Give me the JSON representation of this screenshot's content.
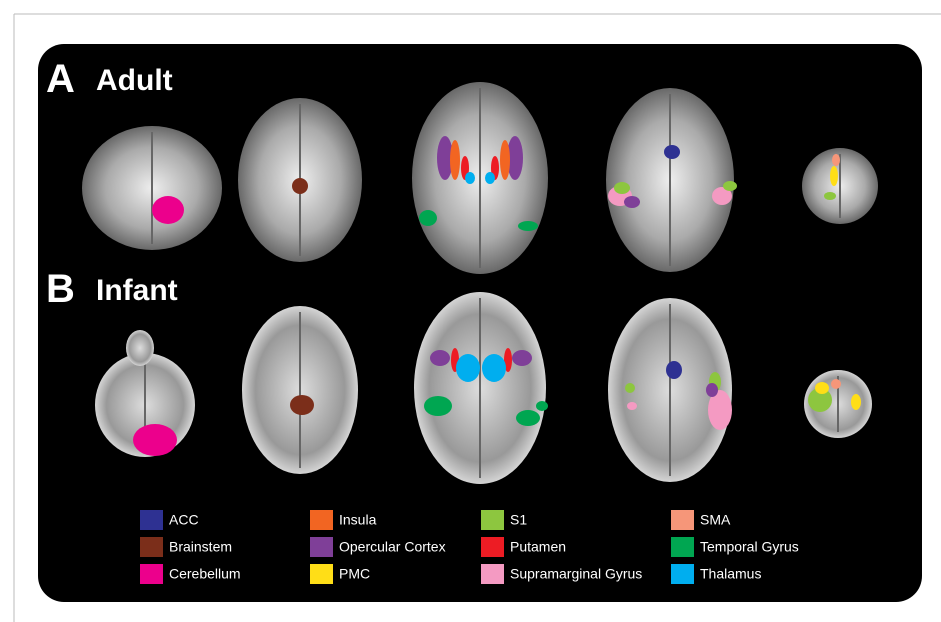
{
  "panels": [
    {
      "letter": "A",
      "title": "Adult"
    },
    {
      "letter": "B",
      "title": "Infant"
    }
  ],
  "legend": [
    {
      "label": "ACC",
      "color": "#2e3192"
    },
    {
      "label": "Insula",
      "color": "#f26522"
    },
    {
      "label": "S1",
      "color": "#8dc63f"
    },
    {
      "label": "SMA",
      "color": "#f69679"
    },
    {
      "label": "Brainstem",
      "color": "#7b2e1a"
    },
    {
      "label": "Opercular Cortex",
      "color": "#7f3f98"
    },
    {
      "label": "Putamen",
      "color": "#ed1c24"
    },
    {
      "label": "Temporal Gyrus",
      "color": "#00a651"
    },
    {
      "label": "Cerebellum",
      "color": "#ec008c"
    },
    {
      "label": "PMC",
      "color": "#ffde17"
    },
    {
      "label": "Supramarginal Gyrus",
      "color": "#f49ac2"
    },
    {
      "label": "Thalamus",
      "color": "#00aeef"
    }
  ]
}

########

Keep the pictures out of the copy and return the rest of the data above exactly.

COMPLETE RESPONSE:
Give me the JSON representation of this screenshot's content.
{
  "panels": [
    {
      "letter": "A",
      "title": "Adult"
    },
    {
      "letter": "B",
      "title": "Infant"
    }
  ],
  "legend": [
    {
      "label": "ACC",
      "color": "#2e3192"
    },
    {
      "label": "Insula",
      "color": "#f26522"
    },
    {
      "label": "S1",
      "color": "#8dc63f"
    },
    {
      "label": "SMA",
      "color": "#f69679"
    },
    {
      "label": "Brainstem",
      "color": "#7b2e1a"
    },
    {
      "label": "Opercular Cortex",
      "color": "#7f3f98"
    },
    {
      "label": "Putamen",
      "color": "#ed1c24"
    },
    {
      "label": "Temporal Gyrus",
      "color": "#00a651"
    },
    {
      "label": "Cerebellum",
      "color": "#ec008c"
    },
    {
      "label": "PMC",
      "color": "#ffde17"
    },
    {
      "label": "Supramarginal Gyrus",
      "color": "#f49ac2"
    },
    {
      "label": "Thalamus",
      "color": "#00aeef"
    }
  ]
}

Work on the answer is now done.